*Exercise prompt:* Print the entire listing. Each line must match the original exactly.

(Stored records)
★ ★ ★ ★ ★ ★ ★

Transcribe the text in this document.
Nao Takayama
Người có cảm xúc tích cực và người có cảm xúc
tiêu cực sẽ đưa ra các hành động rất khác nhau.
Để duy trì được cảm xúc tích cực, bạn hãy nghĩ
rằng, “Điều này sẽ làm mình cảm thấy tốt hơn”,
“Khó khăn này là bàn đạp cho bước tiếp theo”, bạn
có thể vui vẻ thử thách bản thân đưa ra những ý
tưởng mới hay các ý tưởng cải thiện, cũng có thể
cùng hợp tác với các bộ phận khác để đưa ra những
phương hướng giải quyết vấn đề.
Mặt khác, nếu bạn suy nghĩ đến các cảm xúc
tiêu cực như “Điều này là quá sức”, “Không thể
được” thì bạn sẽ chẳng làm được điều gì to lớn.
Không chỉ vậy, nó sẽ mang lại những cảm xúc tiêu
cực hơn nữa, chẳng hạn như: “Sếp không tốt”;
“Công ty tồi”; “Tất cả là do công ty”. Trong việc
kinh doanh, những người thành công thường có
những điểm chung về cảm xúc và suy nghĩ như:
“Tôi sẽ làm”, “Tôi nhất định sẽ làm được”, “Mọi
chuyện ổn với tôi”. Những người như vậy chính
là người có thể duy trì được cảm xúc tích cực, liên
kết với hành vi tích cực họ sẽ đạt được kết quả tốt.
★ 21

★ ★ ★ ★ ★ ★ ★

*Exercise solution:*
Transcribe the text in this document.
Nao Takayama
Người có cảm xúc tích cực và người có cảm xúc
tiêu cực sẽ đưa ra các hành động rất khác nhau.
Để duy trì được cảm xúc tích cực, bạn hãy nghĩ
rằng, “Điều này sẽ làm mình cảm thấy tốt hơn”,
“Khó khăn này là bàn đạp cho bước tiếp theo”, bạn
có thể vui vẻ thử thách bản thân đưa ra những ý
tưởng mới hay các ý tưởng cải thiện, cũng có thể
cùng hợp tác với các bộ phận khác để đưa ra những
phương hướng giải quyết vấn đề.
Mặt khác, nếu bạn suy nghĩ đến các cảm xúc
tiêu cực như “Điều này là quá sức”, “Không thể
được” thì bạn sẽ chẳng làm được điều gì to lớn.
Không chỉ vậy, nó sẽ mang lại những cảm xúc tiêu
cực hơn nữa, chẳng hạn như: “Sếp không tốt”;
“Công ty tồi”; “Tất cả là do công ty”. Trong việc
kinh doanh, những người thành công thường có
những điểm chung về cảm xúc và suy nghĩ như:
“Tôi sẽ làm”, “Tôi nhất định sẽ làm được”, “Mọi
chuyện ổn với tôi”. Những người như vậy chính
là người có thể duy trì được cảm xúc tích cực, liên
kết với hành vi tích cực họ sẽ đạt được kết quả tốt.
★ 21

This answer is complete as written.